===== ENTRIES SUPPLIED =====

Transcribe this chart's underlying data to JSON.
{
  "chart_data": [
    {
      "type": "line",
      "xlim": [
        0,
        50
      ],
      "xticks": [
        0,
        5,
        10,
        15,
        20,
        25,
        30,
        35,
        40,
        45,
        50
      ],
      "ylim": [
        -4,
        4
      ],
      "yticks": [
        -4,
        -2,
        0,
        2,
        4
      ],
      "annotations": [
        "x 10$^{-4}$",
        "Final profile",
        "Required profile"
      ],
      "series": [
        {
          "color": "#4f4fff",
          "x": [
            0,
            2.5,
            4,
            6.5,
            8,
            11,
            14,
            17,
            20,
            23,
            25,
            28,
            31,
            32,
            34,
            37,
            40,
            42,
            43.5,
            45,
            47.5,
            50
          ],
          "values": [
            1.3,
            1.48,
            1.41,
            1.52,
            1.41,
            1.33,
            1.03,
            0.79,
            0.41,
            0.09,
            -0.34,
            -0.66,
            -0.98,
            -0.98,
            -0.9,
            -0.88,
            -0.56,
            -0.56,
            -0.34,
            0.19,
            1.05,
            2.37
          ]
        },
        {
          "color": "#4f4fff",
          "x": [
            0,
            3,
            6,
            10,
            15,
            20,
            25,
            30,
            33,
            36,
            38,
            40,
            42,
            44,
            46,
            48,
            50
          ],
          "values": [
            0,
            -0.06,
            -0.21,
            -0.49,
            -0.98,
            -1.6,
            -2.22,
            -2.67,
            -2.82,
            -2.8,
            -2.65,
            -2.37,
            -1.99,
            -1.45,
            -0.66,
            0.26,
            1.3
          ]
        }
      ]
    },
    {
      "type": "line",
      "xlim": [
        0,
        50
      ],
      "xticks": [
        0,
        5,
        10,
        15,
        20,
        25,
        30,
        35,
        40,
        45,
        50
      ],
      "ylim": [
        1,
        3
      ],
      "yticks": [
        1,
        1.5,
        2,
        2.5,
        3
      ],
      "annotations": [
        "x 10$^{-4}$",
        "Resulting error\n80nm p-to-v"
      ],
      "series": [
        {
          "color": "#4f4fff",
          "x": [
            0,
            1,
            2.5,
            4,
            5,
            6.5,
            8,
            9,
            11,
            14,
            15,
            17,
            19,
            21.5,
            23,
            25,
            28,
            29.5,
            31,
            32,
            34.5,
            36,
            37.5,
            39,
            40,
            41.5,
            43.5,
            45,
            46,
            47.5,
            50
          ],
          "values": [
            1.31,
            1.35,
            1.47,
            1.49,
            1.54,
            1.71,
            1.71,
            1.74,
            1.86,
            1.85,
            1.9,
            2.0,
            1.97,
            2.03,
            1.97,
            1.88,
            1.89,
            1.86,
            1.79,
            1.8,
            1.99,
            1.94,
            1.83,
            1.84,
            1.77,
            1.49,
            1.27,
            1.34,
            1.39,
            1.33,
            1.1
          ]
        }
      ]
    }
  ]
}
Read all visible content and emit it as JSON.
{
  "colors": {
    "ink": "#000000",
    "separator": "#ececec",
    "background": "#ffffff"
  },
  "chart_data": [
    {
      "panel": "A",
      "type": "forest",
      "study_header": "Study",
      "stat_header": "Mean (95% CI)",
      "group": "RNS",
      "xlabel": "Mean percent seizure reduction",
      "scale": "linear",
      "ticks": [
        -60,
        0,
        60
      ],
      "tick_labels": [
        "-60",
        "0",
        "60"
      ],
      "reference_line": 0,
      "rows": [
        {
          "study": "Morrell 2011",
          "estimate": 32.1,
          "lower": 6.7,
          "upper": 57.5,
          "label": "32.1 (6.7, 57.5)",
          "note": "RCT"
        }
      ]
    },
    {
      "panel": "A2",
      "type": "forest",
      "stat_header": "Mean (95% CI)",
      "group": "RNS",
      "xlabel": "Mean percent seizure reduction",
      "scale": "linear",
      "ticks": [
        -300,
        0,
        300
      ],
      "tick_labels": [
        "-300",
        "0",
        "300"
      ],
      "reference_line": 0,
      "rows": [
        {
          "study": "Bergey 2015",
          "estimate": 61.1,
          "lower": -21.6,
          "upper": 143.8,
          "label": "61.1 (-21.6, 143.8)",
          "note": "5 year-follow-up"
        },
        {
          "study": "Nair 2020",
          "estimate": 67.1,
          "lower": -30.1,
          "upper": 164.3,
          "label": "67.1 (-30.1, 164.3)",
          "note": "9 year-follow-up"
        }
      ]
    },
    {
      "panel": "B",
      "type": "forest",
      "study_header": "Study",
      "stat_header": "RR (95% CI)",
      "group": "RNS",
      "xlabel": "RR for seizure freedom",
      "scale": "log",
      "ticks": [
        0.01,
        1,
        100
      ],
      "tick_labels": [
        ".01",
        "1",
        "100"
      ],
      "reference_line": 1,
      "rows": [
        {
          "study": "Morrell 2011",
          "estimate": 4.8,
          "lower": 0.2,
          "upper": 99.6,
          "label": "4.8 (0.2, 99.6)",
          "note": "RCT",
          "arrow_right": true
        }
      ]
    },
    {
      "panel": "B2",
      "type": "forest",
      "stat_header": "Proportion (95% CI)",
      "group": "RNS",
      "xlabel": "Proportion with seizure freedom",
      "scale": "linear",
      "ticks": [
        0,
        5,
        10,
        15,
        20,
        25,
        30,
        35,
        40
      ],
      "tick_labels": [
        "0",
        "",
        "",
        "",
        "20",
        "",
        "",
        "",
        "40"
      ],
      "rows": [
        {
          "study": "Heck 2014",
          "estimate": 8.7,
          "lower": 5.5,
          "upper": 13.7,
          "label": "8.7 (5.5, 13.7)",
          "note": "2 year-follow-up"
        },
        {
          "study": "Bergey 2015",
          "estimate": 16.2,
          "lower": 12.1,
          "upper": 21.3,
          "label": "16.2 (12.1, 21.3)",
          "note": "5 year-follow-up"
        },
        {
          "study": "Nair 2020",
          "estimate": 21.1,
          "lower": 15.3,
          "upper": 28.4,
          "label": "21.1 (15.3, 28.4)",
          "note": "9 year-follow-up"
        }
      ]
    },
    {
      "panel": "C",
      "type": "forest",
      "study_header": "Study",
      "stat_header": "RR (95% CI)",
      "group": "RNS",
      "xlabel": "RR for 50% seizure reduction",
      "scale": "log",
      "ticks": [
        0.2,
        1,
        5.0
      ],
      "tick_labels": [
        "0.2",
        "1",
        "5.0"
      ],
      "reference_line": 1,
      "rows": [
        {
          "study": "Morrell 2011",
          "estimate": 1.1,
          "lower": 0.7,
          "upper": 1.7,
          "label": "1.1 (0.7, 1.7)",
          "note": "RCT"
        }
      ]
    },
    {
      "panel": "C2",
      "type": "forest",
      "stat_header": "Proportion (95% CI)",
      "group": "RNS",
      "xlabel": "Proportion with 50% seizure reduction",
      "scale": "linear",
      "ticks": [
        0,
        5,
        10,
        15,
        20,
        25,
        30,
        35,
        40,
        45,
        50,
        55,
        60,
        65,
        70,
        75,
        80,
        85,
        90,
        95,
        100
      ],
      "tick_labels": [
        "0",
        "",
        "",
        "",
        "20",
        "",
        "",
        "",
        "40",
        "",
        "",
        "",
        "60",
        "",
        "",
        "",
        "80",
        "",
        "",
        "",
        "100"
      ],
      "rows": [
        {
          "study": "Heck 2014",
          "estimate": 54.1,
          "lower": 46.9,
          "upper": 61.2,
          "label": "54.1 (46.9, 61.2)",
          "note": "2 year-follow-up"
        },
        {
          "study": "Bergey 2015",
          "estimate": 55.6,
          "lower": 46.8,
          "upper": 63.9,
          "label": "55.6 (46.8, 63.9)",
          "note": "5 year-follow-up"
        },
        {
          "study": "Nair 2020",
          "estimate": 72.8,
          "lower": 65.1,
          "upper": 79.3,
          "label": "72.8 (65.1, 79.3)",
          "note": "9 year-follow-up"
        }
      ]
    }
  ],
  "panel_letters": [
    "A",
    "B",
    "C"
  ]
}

=====

WHAT TO DO: Among the records above, find each line holding the string "reduction" and pull it out.

TASK RESPONSE:
      "xlabel": "Mean percent seizure reduction",
      "xlabel": "Mean percent seizure reduction",
      "xlabel": "RR for 50% seizure reduction",
      "xlabel": "Proportion with 50% seizure reduction",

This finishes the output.